Description of the task:
Reproduce the lines of the material exactly, excluding every image.
***
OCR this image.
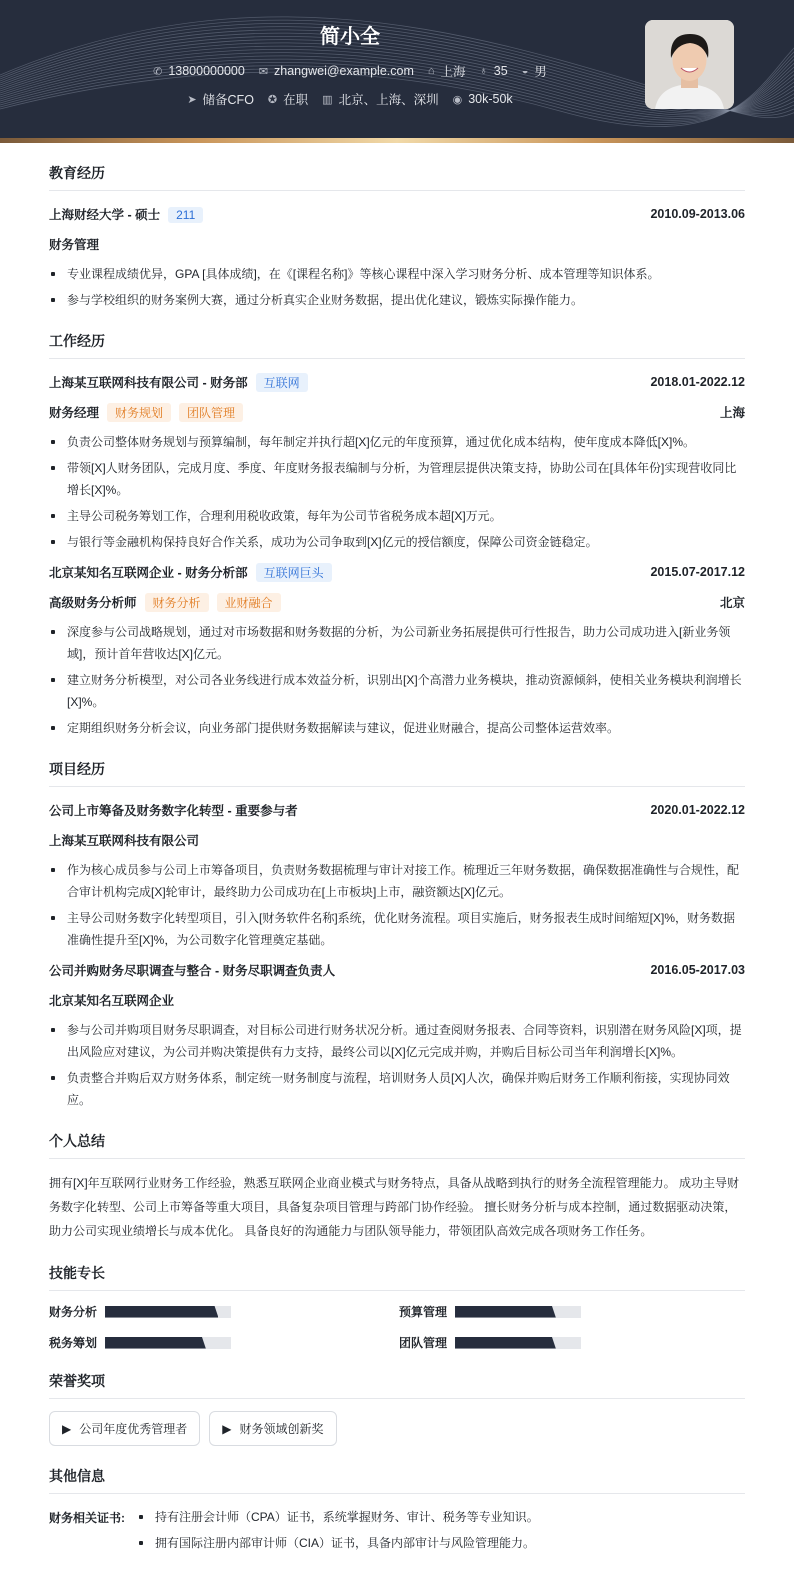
简小全
✆ 13800000000 ✉ zhangwei@example.com ⌂ 上海 ♁ 35 ◒ 男
➤ 储备CFO ✪ 在职 ▥ 北京、上海、深圳 ◉ 30k-50k
教育经历
上海财经大学 - 硕士 211	2010.09-2013.06
财务管理
专业课程成绩优异，GPA [具体成绩]，在《[课程名称]》等核心课程中深入学习财务分析、成本管理等知识体系。
参与学校组织的财务案例大赛，通过分析真实企业财务数据，提出优化建议，锻炼实际操作能力。
工作经历
上海某互联网科技有限公司 - 财务部 互联网	2018.01-2022.12
财务经理 财务规划 团队管理	上海
负责公司整体财务规划与预算编制，每年制定并执行超[X]亿元的年度预算，通过优化成本结构，使年度成本降低[X]%。
带领[X]人财务团队，完成月度、季度、年度财务报表编制与分析，为管理层提供决策支持，协助公司在[具体年份]实现营收同比增长[X]%。
主导公司税务筹划工作，合理利用税收政策，每年为公司节省税务成本超[X]万元。
与银行等金融机构保持良好合作关系，成功为公司争取到[X]亿元的授信额度，保障公司资金链稳定。
北京某知名互联网企业 - 财务分析部 互联网巨头	2015.07-2017.12
高级财务分析师 财务分析 业财融合	北京
深度参与公司战略规划，通过对市场数据和财务数据的分析，为公司新业务拓展提供可行性报告，助力公司成功进入[新业务领域]，预计首年营收达[X]亿元。
建立财务分析模型，对公司各业务线进行成本效益分析，识别出[X]个高潜力业务模块，推动资源倾斜，使相关业务模块利润增长[X]%。
定期组织财务分析会议，向业务部门提供财务数据解读与建议，促进业财融合，提高公司整体运营效率。
项目经历
公司上市筹备及财务数字化转型 - 重要参与者	2020.01-2022.12
上海某互联网科技有限公司
作为核心成员参与公司上市筹备项目，负责财务数据梳理与审计对接工作。梳理近三年财务数据，确保数据准确性与合规性，配合审计机构完成[X]轮审计，最终助力公司成功在[上市板块]上市，融资额达[X]亿元。
主导公司财务数字化转型项目，引入[财务软件名称]系统，优化财务流程。项目实施后，财务报表生成时间缩短[X]%，财务数据准确性提升至[X]%，为公司数字化管理奠定基础。
公司并购财务尽职调查与整合 - 财务尽职调查负责人	2016.05-2017.03
北京某知名互联网企业
参与公司并购项目财务尽职调查，对目标公司进行财务状况分析。通过查阅财务报表、合同等资料，识别潜在财务风险[X]项，提出风险应对建议，为公司并购决策提供有力支持，最终公司以[X]亿元完成并购，并购后目标公司当年利润增长[X]%。
负责整合并购后双方财务体系，制定统一财务制度与流程，培训财务人员[X]人次，确保并购后财务工作顺利衔接，实现协同效应。
个人总结
拥有[X]年互联网行业财务工作经验，熟悉互联网企业商业模式与财务特点，具备从战略到执行的财务全流程管理能力。 成功主导财务数字化转型、公司上市筹备等重大项目，具备复杂项目管理与跨部门协作经验。 擅长财务分析与成本控制，通过数据驱动决策，助力公司实现业绩增长与成本优化。 具备良好的沟通能力与团队领导能力，带领团队高效完成各项财务工作任务。
技能专长
财务分析	预算管理
税务筹划	团队管理
荣誉奖项
▶ 公司年度优秀管理者	▶ 财务领域创新奖
其他信息
财务相关证书:	持有注册会计师（CPA）证书，系统掌握财务、审计、税务等专业知识。
拥有国际注册内部审计师（CIA）证书，具备内部审计与风险管理能力。
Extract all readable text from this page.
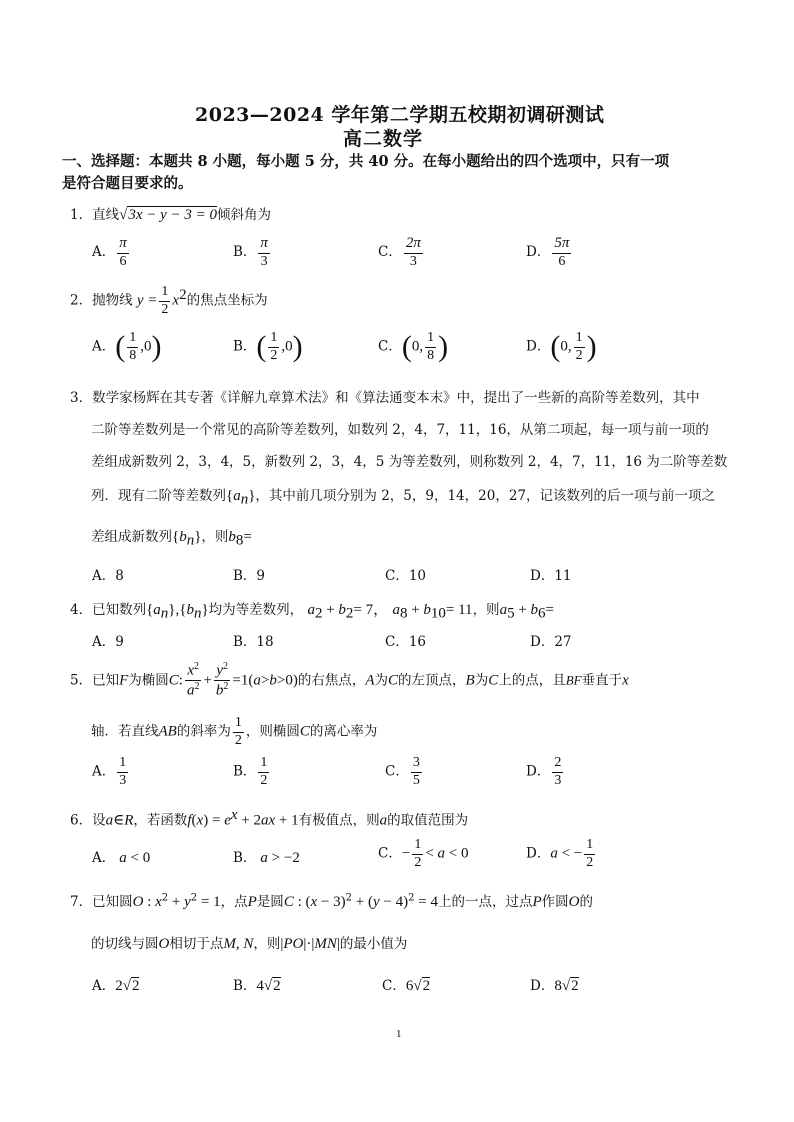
2023—2024 学年第二学期五校期初调研测试
高二数学
一、选择题：本题共 8 小题，每小题 5 分，共 40 分。在每小题给出的四个选项中，只有一项
是符合题目要求的。
1．直线√3x − y − 3 = 0倾斜角为
A． $\frac{\pi}{6}$	B． $\frac{\pi}{3}$	C． $\frac{2\pi}{3}$	D． $\frac{5\pi}{6}$
2．抛物线 $y = \frac{1}{2} x^2$的焦点坐标为
A．( $\frac{1}{8} ,0$)	B．( $\frac{1}{2} ,0$)	C．(0, $\frac{1}{8}$ )	D．(0, $\frac{1}{2}$ )
3．数学家杨辉在其专著《详解九章算术法》和《算法通变本末》中，提出了一些新的高阶等差数列，其中
二阶等差数列是一个常见的高阶等差数列，如数列 2，4，7，11，16，从第二项起，每一项与前一项的
差组成新数列 2，3，4，5，新数列 2，3，4，5 为等差数列，则称数列 2，4，7，11，16 为二阶等差数
列．现有二阶等差数列$\{a_n\}$，其中前几项分别为 2，5，9，14，20，27，记该数列的后一项与前一项之
差组成新数列$\{b_n\}$，则$b_8=$
A．8	B．9	C．10	D．11
4．已知数列$\{a_n\},\{b_n\}$均为等差数列， $a_2 + b_2= 7$， $a_8 + b_{10}= 11$，则$a_5 + b_6=$
A．9	B．18	C．16	D．27
5．已知F为椭圆C: $\frac{x^2}{a^2} + \frac{y^2}{b^2} =1(a>b>0)$的右焦点，A为C的左顶点，B为C上的点，且BF垂直于x
轴．若直线AB的斜率为 $\frac{1}{2}$ ，则椭圆C的离心率为
A． $\frac{1}{3}$	B． $\frac{1}{2}$	C． $\frac{3}{5}$	D． $\frac{2}{3}$
6．设a∈R，若函数$f(x) = e^x + 2ax + 1$有极值点，则a的取值范围为
A． a < 0	B． a > −2	C．− $\frac{1}{2} < a < 0$	D．a < − $\frac{1}{2}$
7．已知圆O : $x^2 + y^2 = 1$，点P是圆C : $(x - 3)^2 + (y - 4)^2 = 4$上的一点，过点P作圆O的
的切线与圆O相切于点M, N，则|PO|·|MN|的最小值为
A．2√2	B．4√2	C．6√2	D．8√2
1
***
Written answer:
OCR this image.
简小全
✆ 13800000000 ✉ zhangwei@example.com ⌂ 上海 ♁ 35 ◒ 男
➤ 储备CFO ✪ 在职 ▥ 北京、上海、深圳 ◉ 30k-50k
教育经历
上海财经大学 - 硕士 211	2010.09-2013.06
财务管理
专业课程成绩优异，GPA [具体成绩]，在《[课程名称]》等核心课程中深入学习财务分析、成本管理等知识体系。
参与学校组织的财务案例大赛，通过分析真实企业财务数据，提出优化建议，锻炼实际操作能力。
工作经历
上海某互联网科技有限公司 - 财务部 互联网	2018.01-2022.12
财务经理 财务规划 团队管理	上海
负责公司整体财务规划与预算编制，每年制定并执行超[X]亿元的年度预算，通过优化成本结构，使年度成本降低[X]%。
带领[X]人财务团队，完成月度、季度、年度财务报表编制与分析，为管理层提供决策支持，协助公司在[具体年份]实现营收同比增长[X]%。
主导公司税务筹划工作，合理利用税收政策，每年为公司节省税务成本超[X]万元。
与银行等金融机构保持良好合作关系，成功为公司争取到[X]亿元的授信额度，保障公司资金链稳定。
北京某知名互联网企业 - 财务分析部 互联网巨头	2015.07-2017.12
高级财务分析师 财务分析 业财融合	北京
深度参与公司战略规划，通过对市场数据和财务数据的分析，为公司新业务拓展提供可行性报告，助力公司成功进入[新业务领域]，预计首年营收达[X]亿元。
建立财务分析模型，对公司各业务线进行成本效益分析，识别出[X]个高潜力业务模块，推动资源倾斜，使相关业务模块利润增长[X]%。
定期组织财务分析会议，向业务部门提供财务数据解读与建议，促进业财融合，提高公司整体运营效率。
项目经历
公司上市筹备及财务数字化转型 - 重要参与者	2020.01-2022.12
上海某互联网科技有限公司
作为核心成员参与公司上市筹备项目，负责财务数据梳理与审计对接工作。梳理近三年财务数据，确保数据准确性与合规性，配合审计机构完成[X]轮审计，最终助力公司成功在[上市板块]上市，融资额达[X]亿元。
主导公司财务数字化转型项目，引入[财务软件名称]系统，优化财务流程。项目实施后，财务报表生成时间缩短[X]%，财务数据准确性提升至[X]%，为公司数字化管理奠定基础。
公司并购财务尽职调查与整合 - 财务尽职调查负责人	2016.05-2017.03
北京某知名互联网企业
参与公司并购项目财务尽职调查，对目标公司进行财务状况分析。通过查阅财务报表、合同等资料，识别潜在财务风险[X]项，提出风险应对建议，为公司并购决策提供有力支持，最终公司以[X]亿元完成并购，并购后目标公司当年利润增长[X]%。
负责整合并购后双方财务体系，制定统一财务制度与流程，培训财务人员[X]人次，确保并购后财务工作顺利衔接，实现协同效应。
个人总结
拥有[X]年互联网行业财务工作经验，熟悉互联网企业商业模式与财务特点，具备从战略到执行的财务全流程管理能力。 成功主导财务数字化转型、公司上市筹备等重大项目，具备复杂项目管理与跨部门协作经验。 擅长财务分析与成本控制，通过数据驱动决策，助力公司实现业绩增长与成本优化。 具备良好的沟通能力与团队领导能力，带领团队高效完成各项财务工作任务。
技能专长
财务分析	预算管理
税务筹划	团队管理
荣誉奖项
▶ 公司年度优秀管理者	▶ 财务领域创新奖
其他信息
财务相关证书:	持有注册会计师（CPA）证书，系统掌握财务、审计、税务等专业知识。
拥有国际注册内部审计师（CIA）证书，具备内部审计与风险管理能力。
Extract all readable text from this page.
2023—2024 学年第二学期五校期初调研测试
高二数学
一、选择题：本题共 8 小题，每小题 5 分，共 40 分。在每小题给出的四个选项中，只有一项
是符合题目要求的。
1．直线√3x − y − 3 = 0倾斜角为
A． $\frac{\pi}{6}$	B． $\frac{\pi}{3}$	C． $\frac{2\pi}{3}$	D． $\frac{5\pi}{6}$
2．抛物线 $y = \frac{1}{2} x^2$的焦点坐标为
A．( $\frac{1}{8} ,0$)	B．( $\frac{1}{2} ,0$)	C．(0, $\frac{1}{8}$ )	D．(0, $\frac{1}{2}$ )
3．数学家杨辉在其专著《详解九章算术法》和《算法通变本末》中，提出了一些新的高阶等差数列，其中
二阶等差数列是一个常见的高阶等差数列，如数列 2，4，7，11，16，从第二项起，每一项与前一项的
差组成新数列 2，3，4，5，新数列 2，3，4，5 为等差数列，则称数列 2，4，7，11，16 为二阶等差数
列．现有二阶等差数列$\{a_n\}$，其中前几项分别为 2，5，9，14，20，27，记该数列的后一项与前一项之
差组成新数列$\{b_n\}$，则$b_8=$
A．8	B．9	C．10	D．11
4．已知数列$\{a_n\},\{b_n\}$均为等差数列， $a_2 + b_2= 7$， $a_8 + b_{10}= 11$，则$a_5 + b_6=$
A．9	B．18	C．16	D．27
5．已知F为椭圆C: $\frac{x^2}{a^2} + \frac{y^2}{b^2} =1(a>b>0)$的右焦点，A为C的左顶点，B为C上的点，且BF垂直于x
轴．若直线AB的斜率为 $\frac{1}{2}$ ，则椭圆C的离心率为
A． $\frac{1}{3}$	B． $\frac{1}{2}$	C． $\frac{3}{5}$	D． $\frac{2}{3}$
6．设a∈R，若函数$f(x) = e^x + 2ax + 1$有极值点，则a的取值范围为
A． a < 0	B． a > −2	C．− $\frac{1}{2} < a < 0$	D．a < − $\frac{1}{2}$
7．已知圆O : $x^2 + y^2 = 1$，点P是圆C : $(x - 3)^2 + (y - 4)^2 = 4$上的一点，过点P作圆O的
的切线与圆O相切于点M, N，则|PO|·|MN|的最小值为
A．2√2	B．4√2	C．6√2	D．8√2
1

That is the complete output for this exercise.